• Figure record extracts:
━━━━━━━━━━━━━━━━━━━━━━━━━━━━━━
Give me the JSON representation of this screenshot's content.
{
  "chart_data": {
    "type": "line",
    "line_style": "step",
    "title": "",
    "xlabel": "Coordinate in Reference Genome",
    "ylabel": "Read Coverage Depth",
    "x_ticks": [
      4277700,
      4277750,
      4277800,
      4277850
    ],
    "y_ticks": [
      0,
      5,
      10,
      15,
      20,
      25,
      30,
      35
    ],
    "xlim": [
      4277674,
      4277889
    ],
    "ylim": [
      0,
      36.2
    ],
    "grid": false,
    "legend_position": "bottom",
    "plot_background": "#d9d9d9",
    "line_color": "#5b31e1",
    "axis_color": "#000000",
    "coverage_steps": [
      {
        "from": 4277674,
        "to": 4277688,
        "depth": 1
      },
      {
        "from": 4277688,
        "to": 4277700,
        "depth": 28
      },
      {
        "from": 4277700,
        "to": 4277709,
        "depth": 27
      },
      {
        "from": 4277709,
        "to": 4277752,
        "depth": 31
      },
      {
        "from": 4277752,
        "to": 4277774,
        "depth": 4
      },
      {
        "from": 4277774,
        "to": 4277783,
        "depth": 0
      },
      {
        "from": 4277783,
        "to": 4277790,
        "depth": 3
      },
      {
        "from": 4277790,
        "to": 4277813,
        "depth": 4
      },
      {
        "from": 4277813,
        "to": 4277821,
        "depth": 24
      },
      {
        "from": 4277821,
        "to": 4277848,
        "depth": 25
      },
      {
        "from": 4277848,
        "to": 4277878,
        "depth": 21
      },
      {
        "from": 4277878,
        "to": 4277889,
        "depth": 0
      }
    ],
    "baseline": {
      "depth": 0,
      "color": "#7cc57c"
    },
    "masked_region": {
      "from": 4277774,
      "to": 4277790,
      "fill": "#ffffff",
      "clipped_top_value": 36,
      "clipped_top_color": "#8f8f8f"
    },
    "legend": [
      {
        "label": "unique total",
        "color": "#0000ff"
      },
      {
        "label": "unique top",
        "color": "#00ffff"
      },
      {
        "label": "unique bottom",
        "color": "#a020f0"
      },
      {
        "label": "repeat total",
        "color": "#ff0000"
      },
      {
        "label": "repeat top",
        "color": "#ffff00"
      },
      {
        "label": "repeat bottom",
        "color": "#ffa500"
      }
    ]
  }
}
━━━━━━━━━━━━━━━━━━━━━━━━━━━━━━
• Requirement:
The entries above need to be transcribed with no differences at all.

• Exercise answer:
Give me the JSON representation of this screenshot's content.
{
  "chart_data": {
    "type": "line",
    "line_style": "step",
    "title": "",
    "xlabel": "Coordinate in Reference Genome",
    "ylabel": "Read Coverage Depth",
    "x_ticks": [
      4277700,
      4277750,
      4277800,
      4277850
    ],
    "y_ticks": [
      0,
      5,
      10,
      15,
      20,
      25,
      30,
      35
    ],
    "xlim": [
      4277674,
      4277889
    ],
    "ylim": [
      0,
      36.2
    ],
    "grid": false,
    "legend_position": "bottom",
    "plot_background": "#d9d9d9",
    "line_color": "#5b31e1",
    "axis_color": "#000000",
    "coverage_steps": [
      {
        "from": 4277674,
        "to": 4277688,
        "depth": 1
      },
      {
        "from": 4277688,
        "to": 4277700,
        "depth": 28
      },
      {
        "from": 4277700,
        "to": 4277709,
        "depth": 27
      },
      {
        "from": 4277709,
        "to": 4277752,
        "depth": 31
      },
      {
        "from": 4277752,
        "to": 4277774,
        "depth": 4
      },
      {
        "from": 4277774,
        "to": 4277783,
        "depth": 0
      },
      {
        "from": 4277783,
        "to": 4277790,
        "depth": 3
      },
      {
        "from": 4277790,
        "to": 4277813,
        "depth": 4
      },
      {
        "from": 4277813,
        "to": 4277821,
        "depth": 24
      },
      {
        "from": 4277821,
        "to": 4277848,
        "depth": 25
      },
      {
        "from": 4277848,
        "to": 4277878,
        "depth": 21
      },
      {
        "from": 4277878,
        "to": 4277889,
        "depth": 0
      }
    ],
    "baseline": {
      "depth": 0,
      "color": "#7cc57c"
    },
    "masked_region": {
      "from": 4277774,
      "to": 4277790,
      "fill": "#ffffff",
      "clipped_top_value": 36,
      "clipped_top_color": "#8f8f8f"
    },
    "legend": [
      {
        "label": "unique total",
        "color": "#0000ff"
      },
      {
        "label": "unique top",
        "color": "#00ffff"
      },
      {
        "label": "unique bottom",
        "color": "#a020f0"
      },
      {
        "label": "repeat total",
        "color": "#ff0000"
      },
      {
        "label": "repeat top",
        "color": "#ffff00"
      },
      {
        "label": "repeat bottom",
        "color": "#ffa500"
      }
    ]
  }
}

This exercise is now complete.